Objective — From the entries below, copy out every line with "nazwa" in it.

(Saved entries)
--------------------------------

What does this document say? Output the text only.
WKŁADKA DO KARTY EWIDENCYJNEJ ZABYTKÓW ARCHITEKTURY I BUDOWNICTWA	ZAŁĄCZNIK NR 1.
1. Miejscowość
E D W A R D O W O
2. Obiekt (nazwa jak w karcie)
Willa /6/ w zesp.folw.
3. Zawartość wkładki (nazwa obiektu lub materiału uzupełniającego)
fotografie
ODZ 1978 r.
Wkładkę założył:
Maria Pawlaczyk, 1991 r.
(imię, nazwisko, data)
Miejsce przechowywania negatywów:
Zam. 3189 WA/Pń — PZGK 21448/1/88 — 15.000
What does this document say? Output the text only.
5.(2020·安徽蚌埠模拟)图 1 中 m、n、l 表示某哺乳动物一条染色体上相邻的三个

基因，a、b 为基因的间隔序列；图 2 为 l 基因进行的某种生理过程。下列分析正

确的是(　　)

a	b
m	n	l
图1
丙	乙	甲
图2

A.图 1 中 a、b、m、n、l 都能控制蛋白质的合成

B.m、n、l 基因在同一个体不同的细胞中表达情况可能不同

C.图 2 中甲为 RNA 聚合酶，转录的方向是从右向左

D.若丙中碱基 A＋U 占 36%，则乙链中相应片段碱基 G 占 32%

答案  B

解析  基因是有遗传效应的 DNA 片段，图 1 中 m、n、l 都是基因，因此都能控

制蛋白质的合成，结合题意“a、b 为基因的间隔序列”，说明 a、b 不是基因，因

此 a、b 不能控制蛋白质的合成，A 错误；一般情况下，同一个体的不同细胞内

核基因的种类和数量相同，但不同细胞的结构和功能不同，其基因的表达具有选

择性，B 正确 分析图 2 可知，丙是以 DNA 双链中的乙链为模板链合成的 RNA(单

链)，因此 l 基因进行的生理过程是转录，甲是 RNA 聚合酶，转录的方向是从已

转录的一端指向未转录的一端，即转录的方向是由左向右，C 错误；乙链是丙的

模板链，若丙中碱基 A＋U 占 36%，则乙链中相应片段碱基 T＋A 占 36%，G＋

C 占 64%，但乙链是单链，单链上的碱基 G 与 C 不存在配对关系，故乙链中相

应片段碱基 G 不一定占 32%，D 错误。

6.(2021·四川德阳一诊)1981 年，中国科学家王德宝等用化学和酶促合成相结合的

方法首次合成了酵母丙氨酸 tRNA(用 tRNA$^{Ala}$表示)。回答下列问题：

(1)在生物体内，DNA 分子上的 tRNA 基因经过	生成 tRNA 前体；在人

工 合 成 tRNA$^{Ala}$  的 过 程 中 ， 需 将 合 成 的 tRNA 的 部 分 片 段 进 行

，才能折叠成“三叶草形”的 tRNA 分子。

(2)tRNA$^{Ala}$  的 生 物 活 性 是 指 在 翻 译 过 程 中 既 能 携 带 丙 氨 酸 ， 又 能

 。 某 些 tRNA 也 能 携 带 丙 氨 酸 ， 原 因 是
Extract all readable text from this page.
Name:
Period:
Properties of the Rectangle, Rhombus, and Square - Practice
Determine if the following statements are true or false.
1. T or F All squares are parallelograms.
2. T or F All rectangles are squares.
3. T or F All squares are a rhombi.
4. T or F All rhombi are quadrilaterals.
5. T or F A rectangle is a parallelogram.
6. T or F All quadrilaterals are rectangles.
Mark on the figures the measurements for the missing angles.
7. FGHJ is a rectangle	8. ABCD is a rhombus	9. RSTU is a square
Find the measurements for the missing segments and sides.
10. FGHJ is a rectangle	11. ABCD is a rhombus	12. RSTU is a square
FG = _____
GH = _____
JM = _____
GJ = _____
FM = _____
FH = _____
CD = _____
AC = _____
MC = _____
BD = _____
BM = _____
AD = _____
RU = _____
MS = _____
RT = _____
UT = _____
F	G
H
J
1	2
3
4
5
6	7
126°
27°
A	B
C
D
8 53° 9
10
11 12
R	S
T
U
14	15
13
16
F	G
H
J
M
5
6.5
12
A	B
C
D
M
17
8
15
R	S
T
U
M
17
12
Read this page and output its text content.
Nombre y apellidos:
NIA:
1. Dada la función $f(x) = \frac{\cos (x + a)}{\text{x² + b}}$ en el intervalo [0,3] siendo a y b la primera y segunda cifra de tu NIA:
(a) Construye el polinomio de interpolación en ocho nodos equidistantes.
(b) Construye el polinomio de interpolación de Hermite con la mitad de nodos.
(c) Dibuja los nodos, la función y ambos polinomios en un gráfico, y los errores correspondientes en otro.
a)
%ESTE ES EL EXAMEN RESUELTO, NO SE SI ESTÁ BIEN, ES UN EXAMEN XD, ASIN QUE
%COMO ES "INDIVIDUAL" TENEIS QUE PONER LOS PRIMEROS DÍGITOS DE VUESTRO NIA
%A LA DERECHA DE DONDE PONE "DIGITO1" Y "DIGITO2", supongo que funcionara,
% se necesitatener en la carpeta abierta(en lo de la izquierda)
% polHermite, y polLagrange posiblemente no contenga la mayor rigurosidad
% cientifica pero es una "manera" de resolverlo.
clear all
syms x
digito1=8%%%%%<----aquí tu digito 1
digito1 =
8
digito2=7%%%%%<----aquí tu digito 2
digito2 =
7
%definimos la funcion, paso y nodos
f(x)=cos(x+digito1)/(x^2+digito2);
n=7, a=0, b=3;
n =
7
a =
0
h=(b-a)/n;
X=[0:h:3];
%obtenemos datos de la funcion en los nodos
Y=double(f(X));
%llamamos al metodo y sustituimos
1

--------------------------------

Task output —
2. Obiekt (nazwa jak w karcie)
3. Zawartość wkładki (nazwa obiektu lub materiału uzupełniającego)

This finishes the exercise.